> [Exercise description]:
From the listing below, count the lines where the string "this" occurs. Give the number, with no other words.

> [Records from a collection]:
%%

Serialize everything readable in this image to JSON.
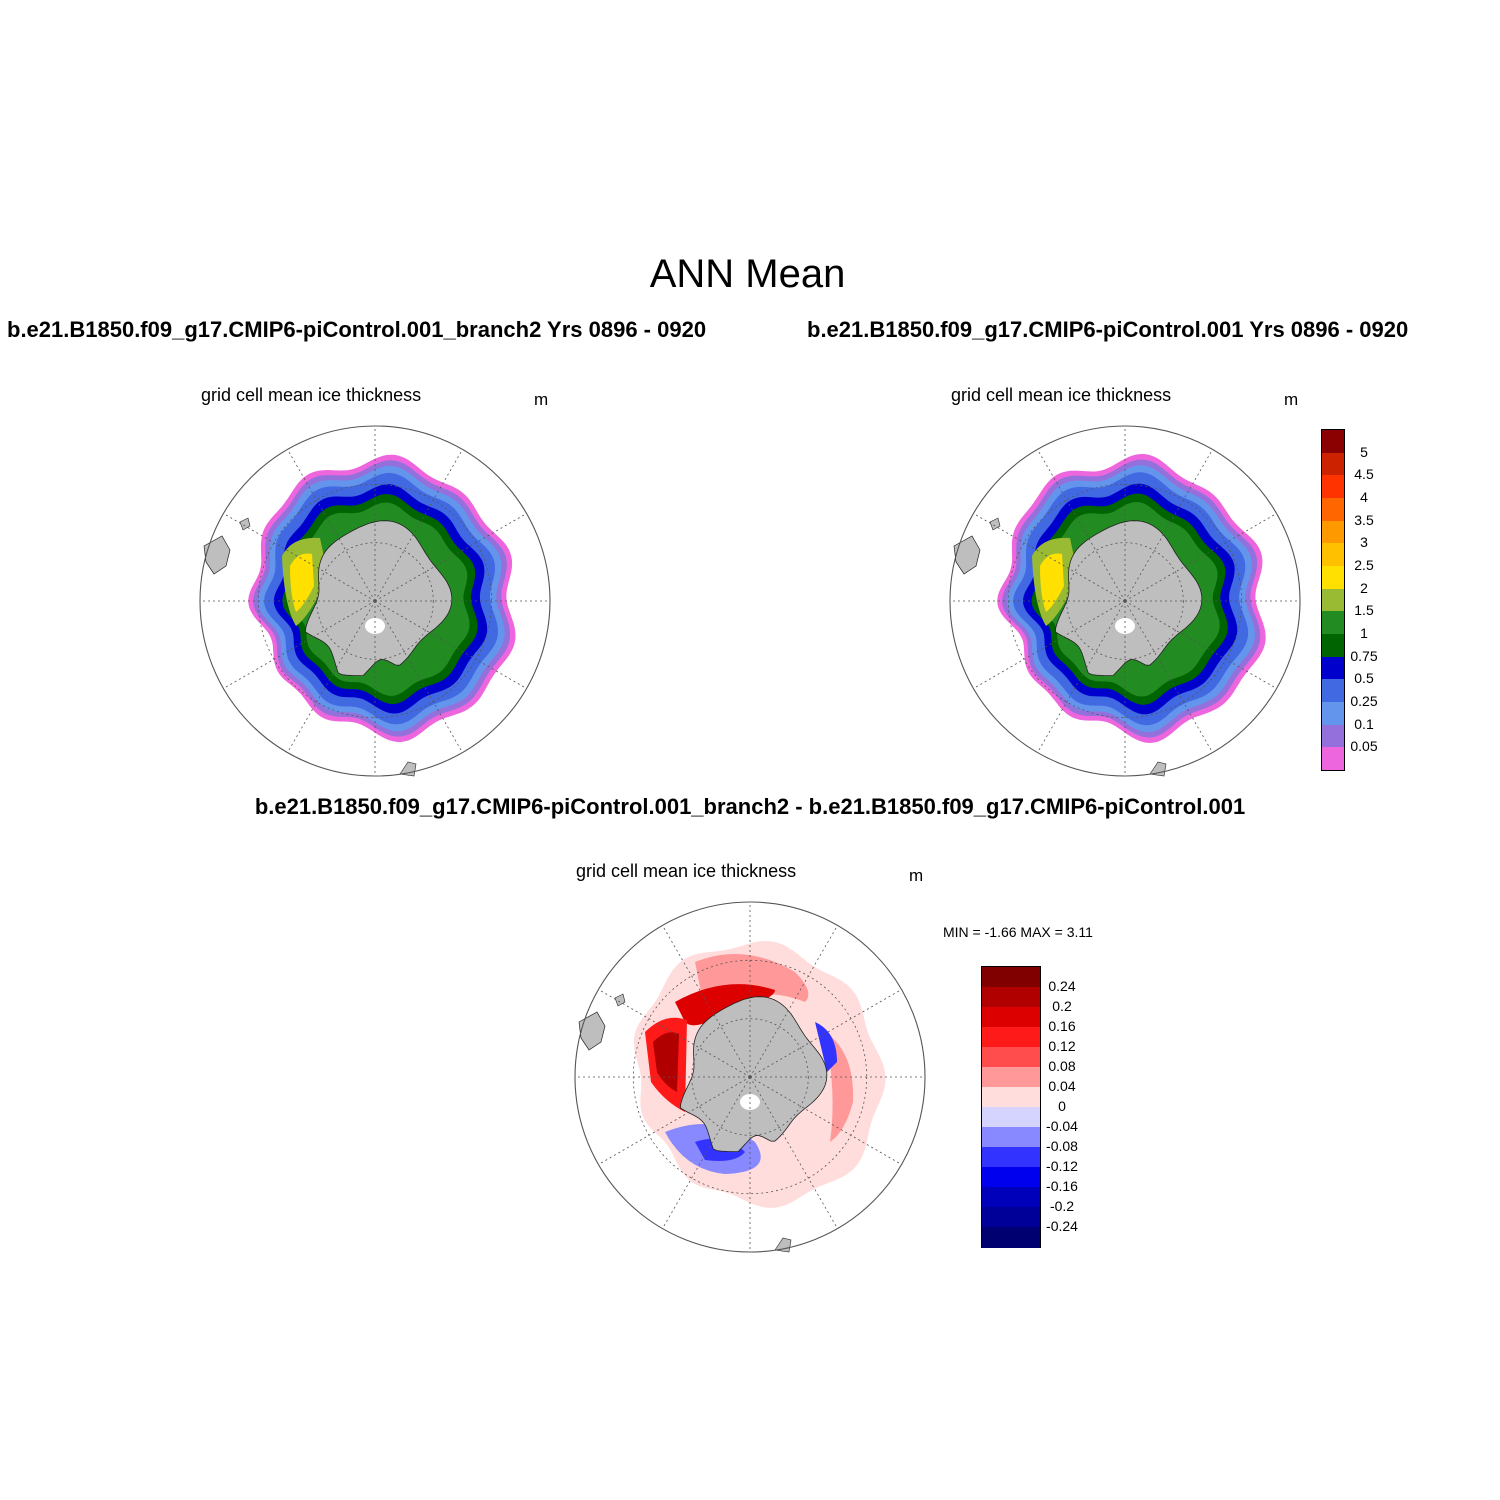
{
  "main_title": "ANN Mean",
  "panels": {
    "left": {
      "title": "b.e21.B1850.f09_g17.CMIP6-piControl.001_branch2  Yrs 0896 - 0920",
      "variable": "grid cell mean ice thickness",
      "units": "m"
    },
    "right": {
      "title": "b.e21.B1850.f09_g17.CMIP6-piControl.001  Yrs 0896 - 0920",
      "variable": "grid cell mean ice thickness",
      "units": "m"
    },
    "diff": {
      "title": "b.e21.B1850.f09_g17.CMIP6-piControl.001_branch2 - b.e21.B1850.f09_g17.CMIP6-piControl.001",
      "variable": "grid cell mean ice thickness",
      "units": "m",
      "minmax": "MIN =  -1.66 MAX =   3.11"
    }
  },
  "thickness_colorbar": {
    "labels": [
      "5",
      "4.5",
      "4",
      "3.5",
      "3",
      "2.5",
      "2",
      "1.5",
      "1",
      "0.75",
      "0.5",
      "0.25",
      "0.1",
      "0.05"
    ],
    "colors": [
      "#8b0000",
      "#cc2200",
      "#ff3300",
      "#ff6600",
      "#ff9900",
      "#ffc000",
      "#ffe000",
      "#99bb33",
      "#228b22",
      "#006400",
      "#0000cd",
      "#4169e1",
      "#6495ed",
      "#9370db",
      "#ee66dd"
    ]
  },
  "diff_colorbar": {
    "labels": [
      "0.24",
      "0.2",
      "0.16",
      "0.12",
      "0.08",
      "0.04",
      "0",
      "-0.04",
      "-0.08",
      "-0.12",
      "-0.16",
      "-0.2",
      "-0.24"
    ],
    "colors": [
      "#800000",
      "#b00000",
      "#dd0000",
      "#ff1a1a",
      "#ff4d4d",
      "#ff9999",
      "#ffdddd",
      "#d4d4ff",
      "#8888ff",
      "#3333ff",
      "#0000ee",
      "#0000bb",
      "#000099",
      "#000070"
    ]
  },
  "colors": {
    "land": "#bebebe",
    "grid": "#555555"
  }
}
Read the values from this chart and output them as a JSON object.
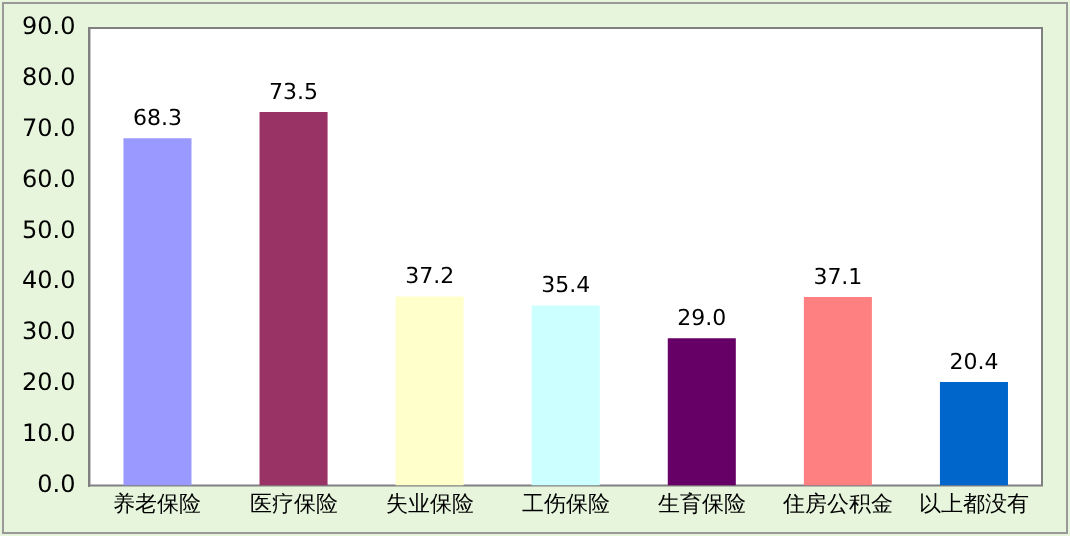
{
  "chart_data": {
    "type": "bar",
    "categories": [
      "养老保险",
      "医疗保险",
      "失业保险",
      "工伤保险",
      "生育保险",
      "住房公积金",
      "以上都没有"
    ],
    "values": [
      68.3,
      73.5,
      37.2,
      35.4,
      29.0,
      37.1,
      20.4
    ],
    "value_labels": [
      "68.3",
      "73.5",
      "37.2",
      "35.4",
      "29.0",
      "37.1",
      "20.4"
    ],
    "colors": [
      "#9999ff",
      "#993366",
      "#ffffcc",
      "#ccffff",
      "#660066",
      "#ff8080",
      "#0066cc"
    ],
    "ylim": [
      0,
      90
    ],
    "yticks": [
      {
        "value": 0,
        "label": "0.0"
      },
      {
        "value": 10,
        "label": "10.0"
      },
      {
        "value": 20,
        "label": "20.0"
      },
      {
        "value": 30,
        "label": "30.0"
      },
      {
        "value": 40,
        "label": "40.0"
      },
      {
        "value": 50,
        "label": "50.0"
      },
      {
        "value": 60,
        "label": "60.0"
      },
      {
        "value": 70,
        "label": "70.0"
      },
      {
        "value": 80,
        "label": "80.0"
      },
      {
        "value": 90,
        "label": "90.0"
      }
    ],
    "grid": false,
    "legend": false
  }
}
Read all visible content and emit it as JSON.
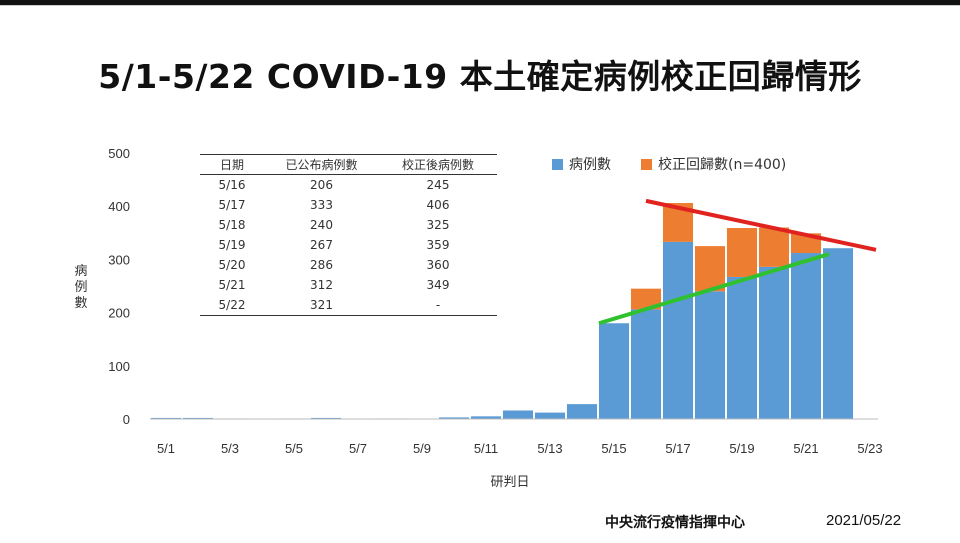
{
  "title": "5/1-5/22 COVID-19 本土確定病例校正回歸情形",
  "legend": {
    "cases": "病例數",
    "corrected": "校正回歸數(n=400)"
  },
  "colors": {
    "cases": "#5b9bd5",
    "corrected": "#ed7d31",
    "trend_red": "#e0231e",
    "trend_green": "#2fc12f"
  },
  "table": {
    "headers": [
      "日期",
      "已公布病例數",
      "校正後病例數"
    ],
    "rows": [
      [
        "5/16",
        "206",
        "245"
      ],
      [
        "5/17",
        "333",
        "406"
      ],
      [
        "5/18",
        "240",
        "325"
      ],
      [
        "5/19",
        "267",
        "359"
      ],
      [
        "5/20",
        "286",
        "360"
      ],
      [
        "5/21",
        "312",
        "349"
      ],
      [
        "5/22",
        "321",
        "-"
      ]
    ]
  },
  "footer": {
    "source": "中央流行疫情指揮中心",
    "date": "2021/05/22"
  },
  "chart_data": {
    "type": "bar",
    "stacked": true,
    "ylabel": "病例數",
    "xlabel": "研判日",
    "ylim": [
      0,
      500
    ],
    "yticks": [
      0,
      100,
      200,
      300,
      400,
      500
    ],
    "categories": [
      "5/1",
      "5/2",
      "5/3",
      "5/4",
      "5/5",
      "5/6",
      "5/7",
      "5/8",
      "5/9",
      "5/10",
      "5/11",
      "5/12",
      "5/13",
      "5/14",
      "5/15",
      "5/16",
      "5/17",
      "5/18",
      "5/19",
      "5/20",
      "5/21",
      "5/22"
    ],
    "xtick_labels": [
      "5/1",
      "5/3",
      "5/5",
      "5/7",
      "5/9",
      "5/11",
      "5/13",
      "5/15",
      "5/17",
      "5/19",
      "5/21",
      "5/23"
    ],
    "series": [
      {
        "name": "病例數",
        "values": [
          2,
          2,
          1,
          0,
          1,
          2,
          0,
          1,
          0,
          3,
          5,
          16,
          12,
          28,
          180,
          206,
          333,
          240,
          267,
          286,
          312,
          321
        ]
      },
      {
        "name": "校正回歸數(n=400)",
        "values": [
          0,
          0,
          0,
          0,
          0,
          0,
          0,
          0,
          0,
          0,
          0,
          0,
          0,
          0,
          0,
          39,
          73,
          85,
          92,
          74,
          37,
          0
        ]
      }
    ],
    "trend_lines": [
      {
        "color": "red",
        "from": [
          "5/16",
          410
        ],
        "to": [
          "5/23",
          318
        ]
      },
      {
        "color": "green",
        "from": [
          "5/15",
          180
        ],
        "to": [
          "5/22",
          310
        ]
      }
    ]
  }
}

%%

> [Correct answer]:
2